» **Do this**:
Images do not belong in the copy. Retype all the entries below exactly.

» **Data provided**:
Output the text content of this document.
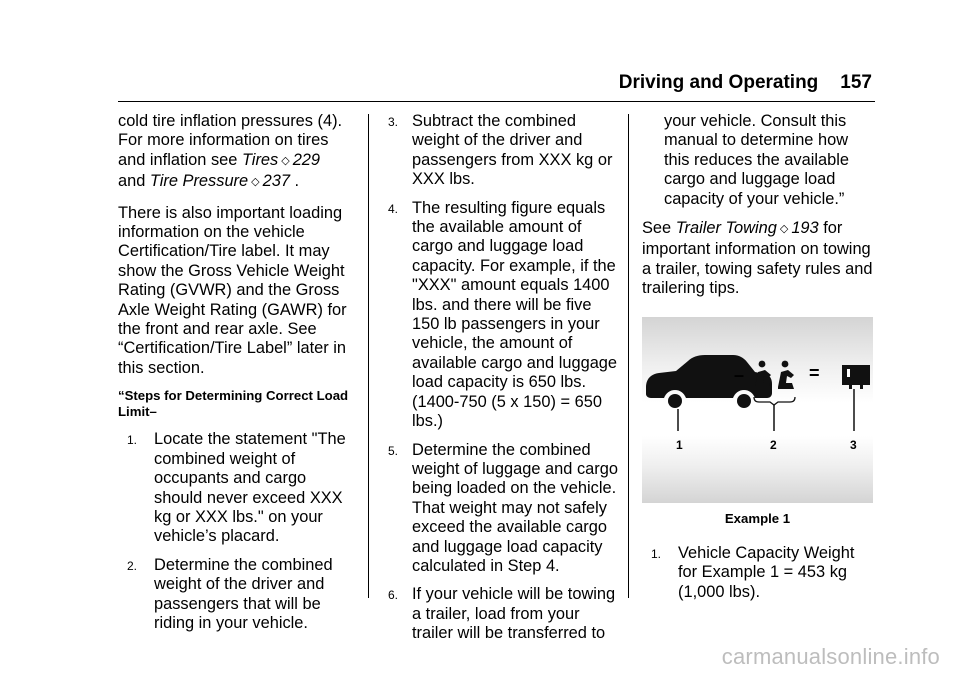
Driving and Operating 157

cold tire inflation pressures (4).
For more information on tires
and inflation see Tires ◇ 229
and Tire Pressure ◇ 237 .

There is also important loading information on the vehicle Certification/Tire label. It may show the Gross Vehicle Weight Rating (GVWR) and the Gross Axle Weight Rating (GAWR) for the front and rear axle. See “Certification/Tire Label” later in this section.

“Steps for Determining Correct Load Limit–
1. Locate the statement "The combined weight of occupants and cargo should never exceed XXX kg or XXX lbs." on your vehicle’s placard.
2. Determine the combined weight of the driver and passengers that will be riding in your vehicle.
3. Subtract the combined weight of the driver and passengers from XXX kg or XXX lbs.
4. The resulting figure equals the available amount of cargo and luggage load capacity. For example, if the "XXX" amount equals 1400 lbs. and there will be five 150 lb passengers in your vehicle, the amount of available cargo and luggage load capacity is 650 lbs. (1400-750 (5 x 150) = 650 lbs.)
5. Determine the combined weight of luggage and cargo being loaded on the vehicle. That weight may not safely exceed the available cargo and luggage load capacity calculated in Step 4.
6. If your vehicle will be towing a trailer, load from your trailer will be transferred to

your vehicle. Consult this manual to determine how this reduces the available cargo and luggage load capacity of your vehicle.”

See Trailer Towing ◇ 193 for important information on towing a trailer, towing safety rules and trailering tips.

–	=
1	2	3
Example 1
1. Vehicle Capacity Weight for Example 1 = 453 kg (1,000 lbs).
carmanualsonline.info
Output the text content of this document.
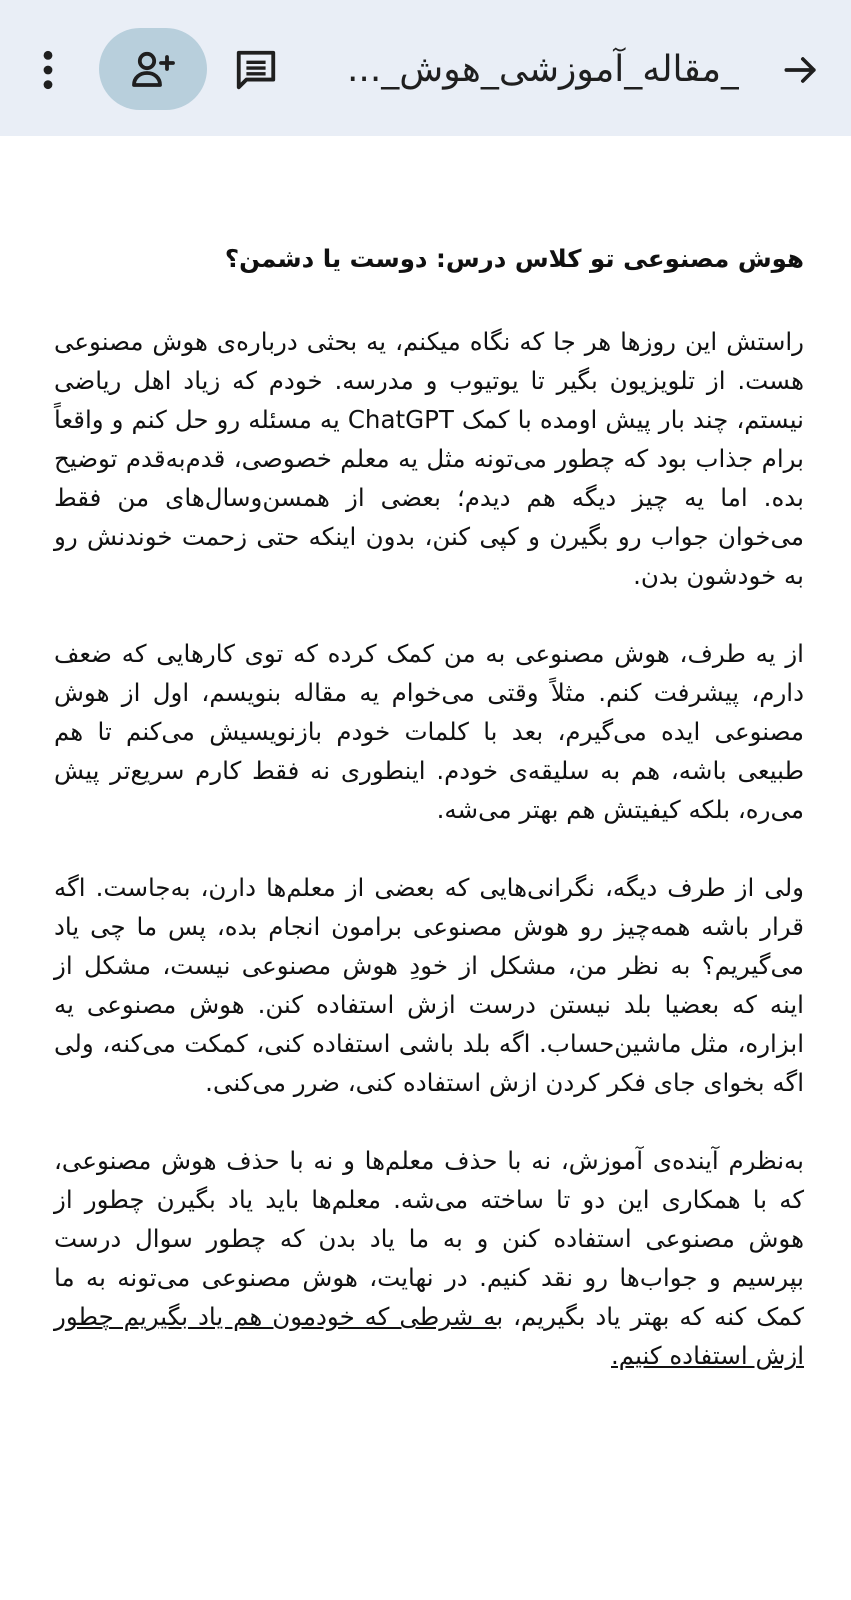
_مقاله_آموزشی_هوش_...
هوش مصنوعی تو کلاس درس: دوست یا دشمن؟

راستش این روزها هر جا که نگاه میکنم، یه بحثی دربارەی هوش مصنوعی هست. از تلویزیون بگیر تا یوتیوب و مدرسه. خودم که زیاد اهل ریاضی نیستم، چند بار پیش اومده با کمک ChatGPT یه مسئله رو حل کنم و واقعاً برام جذاب بود که چطور می‌تونه مثل یه معلم خصوصی، قدم‌به‌قدم توضیح بده. اما یه چیز دیگه هم دیدم؛ بعضی از همسن‌وسال‌های من فقط می‌خوان جواب رو بگیرن و کپی کنن، بدون اینکه حتی زحمت خوندنش رو به خودشون بدن.

از یه طرف، هوش مصنوعی به من کمک کرده که توی کارهایی که ضعف دارم، پیشرفت کنم. مثلاً وقتی می‌خوام یه مقاله بنویسم، اول از هوش مصنوعی ایده می‌گیرم، بعد با کلمات خودم بازنویسیش می‌کنم تا هم طبیعی باشه، هم به سلیقەی خودم. اینطوری نه فقط کارم سریع‌تر پیش می‌ره، بلکه کیفیتش هم بهتر می‌شه.

ولی از طرف دیگه، نگرانی‌هایی که بعضی از معلم‌ها دارن، به‌جاست. اگه قرار باشه همه‌چیز رو هوش مصنوعی برامون انجام بده، پس ما چی یاد می‌گیریم؟ به نظر من، مشکل از خودِ هوش مصنوعی نیست، مشکل از اینه که بعضیا بلد نیستن درست ازش استفاده کنن. هوش مصنوعی یه ابزاره، مثل ماشین‌حساب. اگه بلد باشی استفاده کنی، کمکت می‌کنه، ولی اگه بخوای جای فکر کردن ازش استفاده کنی، ضرر می‌کنی.

به‌نظرم آیندەی آموزش، نه با حذف معلم‌ها و نه با حذف هوش مصنوعی، که با همکاری این دو تا ساخته می‌شه. معلم‌ها باید یاد بگیرن چطور از هوش مصنوعی استفاده کنن و به ما یاد بدن که چطور سوال درست بپرسیم و جواب‌ها رو نقد کنیم. در نهایت، هوش مصنوعی می‌تونه به ما کمک کنه که بهتر یاد بگیریم، به شرطی که خودمون هم یاد بگیریم چطور ازش استفاده کنیم.
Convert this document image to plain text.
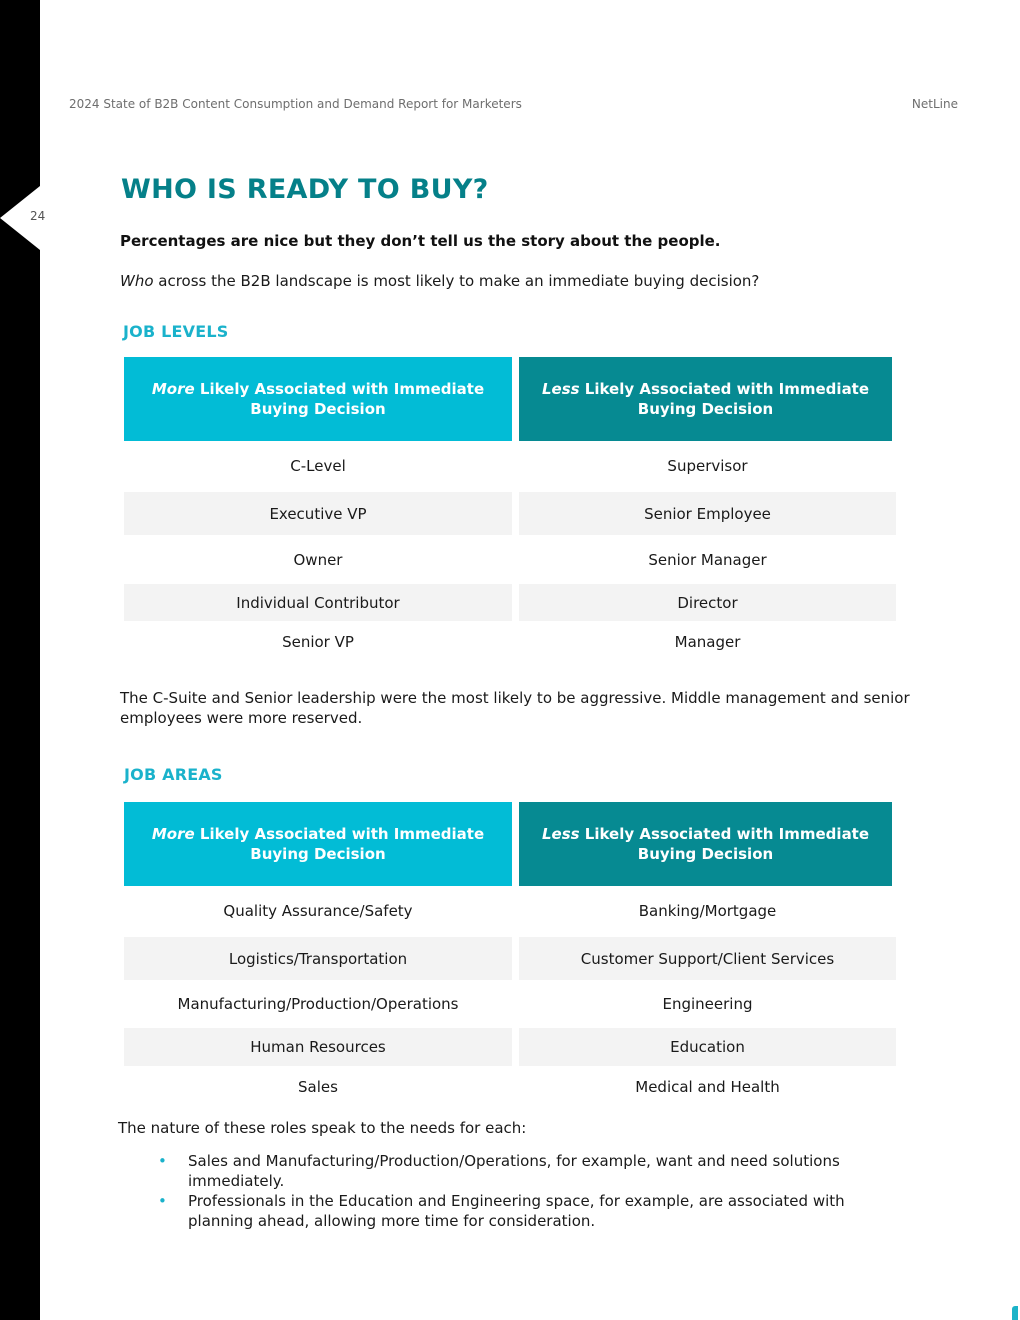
24
2024 State of B2B Content Consumption and Demand Report for Marketers	NetLine
WHO IS READY TO BUY?
Percentages are nice but they don’t tell us the story about the people.
Who across the B2B landscape is most likely to make an immediate buying decision?
JOB LEVELS
More Likely Associated with Immediate Buying Decision
Less Likely Associated with Immediate Buying Decision
C-Level	Supervisor
Executive VP	Senior Employee
Owner	Senior Manager
Individual Contributor	Director
Senior VP	Manager

The C-Suite and Senior leadership were the most likely to be aggressive. Middle management and senior employees were more reserved.

JOB AREAS
More Likely Associated with Immediate Buying Decision
Less Likely Associated with Immediate Buying Decision
Quality Assurance/Safety	Banking/Mortgage
Logistics/Transportation	Customer Support/Client Services
Manufacturing/Production/Operations	Engineering
Human Resources	Education
Sales	Medical and Health

The nature of these roles speak to the needs for each:

• Sales and Manufacturing/Production/Operations, for example, want and need solutions immediately.
• Professionals in the Education and Engineering space, for example, are associated with planning ahead, allowing more time for consideration.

» **Output below**:
Output the text content of this document.
Driving and Operating 157

cold tire inflation pressures (4).
For more information on tires
and inflation see Tires ◇ 229
and Tire Pressure ◇ 237 .

There is also important loading information on the vehicle Certification/Tire label. It may show the Gross Vehicle Weight Rating (GVWR) and the Gross Axle Weight Rating (GAWR) for the front and rear axle. See “Certification/Tire Label” later in this section.

“Steps for Determining Correct Load Limit–
1. Locate the statement "The combined weight of occupants and cargo should never exceed XXX kg or XXX lbs." on your vehicle’s placard.
2. Determine the combined weight of the driver and passengers that will be riding in your vehicle.
3. Subtract the combined weight of the driver and passengers from XXX kg or XXX lbs.
4. The resulting figure equals the available amount of cargo and luggage load capacity. For example, if the "XXX" amount equals 1400 lbs. and there will be five 150 lb passengers in your vehicle, the amount of available cargo and luggage load capacity is 650 lbs. (1400-750 (5 x 150) = 650 lbs.)
5. Determine the combined weight of luggage and cargo being loaded on the vehicle. That weight may not safely exceed the available cargo and luggage load capacity calculated in Step 4.
6. If your vehicle will be towing a trailer, load from your trailer will be transferred to

your vehicle. Consult this manual to determine how this reduces the available cargo and luggage load capacity of your vehicle.”

See Trailer Towing ◇ 193 for important information on towing a trailer, towing safety rules and trailering tips.

–	=
1	2	3
Example 1
1. Vehicle Capacity Weight for Example 1 = 453 kg (1,000 lbs).
carmanualsonline.info
Output the text content of this document.
_مقاله_آموزشی_هوش_...
هوش مصنوعی تو کلاس درس: دوست یا دشمن؟

راستش این روزها هر جا که نگاه میکنم، یه بحثی دربارەی هوش مصنوعی هست. از تلویزیون بگیر تا یوتیوب و مدرسه. خودم که زیاد اهل ریاضی نیستم، چند بار پیش اومده با کمک ChatGPT یه مسئله رو حل کنم و واقعاً برام جذاب بود که چطور می‌تونه مثل یه معلم خصوصی، قدم‌به‌قدم توضیح بده. اما یه چیز دیگه هم دیدم؛ بعضی از همسن‌وسال‌های من فقط می‌خوان جواب رو بگیرن و کپی کنن، بدون اینکه حتی زحمت خوندنش رو به خودشون بدن.

از یه طرف، هوش مصنوعی به من کمک کرده که توی کارهایی که ضعف دارم، پیشرفت کنم. مثلاً وقتی می‌خوام یه مقاله بنویسم، اول از هوش مصنوعی ایده می‌گیرم، بعد با کلمات خودم بازنویسیش می‌کنم تا هم طبیعی باشه، هم به سلیقەی خودم. اینطوری نه فقط کارم سریع‌تر پیش می‌ره، بلکه کیفیتش هم بهتر می‌شه.

ولی از طرف دیگه، نگرانی‌هایی که بعضی از معلم‌ها دارن، به‌جاست. اگه قرار باشه همه‌چیز رو هوش مصنوعی برامون انجام بده، پس ما چی یاد می‌گیریم؟ به نظر من، مشکل از خودِ هوش مصنوعی نیست، مشکل از اینه که بعضیا بلد نیستن درست ازش استفاده کنن. هوش مصنوعی یه ابزاره، مثل ماشین‌حساب. اگه بلد باشی استفاده کنی، کمکت می‌کنه، ولی اگه بخوای جای فکر کردن ازش استفاده کنی، ضرر می‌کنی.

به‌نظرم آیندەی آموزش، نه با حذف معلم‌ها و نه با حذف هوش مصنوعی، که با همکاری این دو تا ساخته می‌شه. معلم‌ها باید یاد بگیرن چطور از هوش مصنوعی استفاده کنن و به ما یاد بدن که چطور سوال درست بپرسیم و جواب‌ها رو نقد کنیم. در نهایت، هوش مصنوعی می‌تونه به ما کمک کنه که بهتر یاد بگیریم، به شرطی که خودمون هم یاد بگیریم چطور ازش استفاده کنیم.
Convert this document image to plain text.
24
2024 State of B2B Content Consumption and Demand Report for Marketers	NetLine
WHO IS READY TO BUY?
Percentages are nice but they don’t tell us the story about the people.
Who across the B2B landscape is most likely to make an immediate buying decision?
JOB LEVELS
More Likely Associated with Immediate Buying Decision
Less Likely Associated with Immediate Buying Decision
C-Level	Supervisor
Executive VP	Senior Employee
Owner	Senior Manager
Individual Contributor	Director
Senior VP	Manager

The C-Suite and Senior leadership were the most likely to be aggressive. Middle management and senior employees were more reserved.

JOB AREAS
More Likely Associated with Immediate Buying Decision
Less Likely Associated with Immediate Buying Decision
Quality Assurance/Safety	Banking/Mortgage
Logistics/Transportation	Customer Support/Client Services
Manufacturing/Production/Operations	Engineering
Human Resources	Education
Sales	Medical and Health

The nature of these roles speak to the needs for each:

• Sales and Manufacturing/Production/Operations, for example, want and need solutions immediately.
• Professionals in the Education and Engineering space, for example, are associated with planning ahead, allowing more time for consideration.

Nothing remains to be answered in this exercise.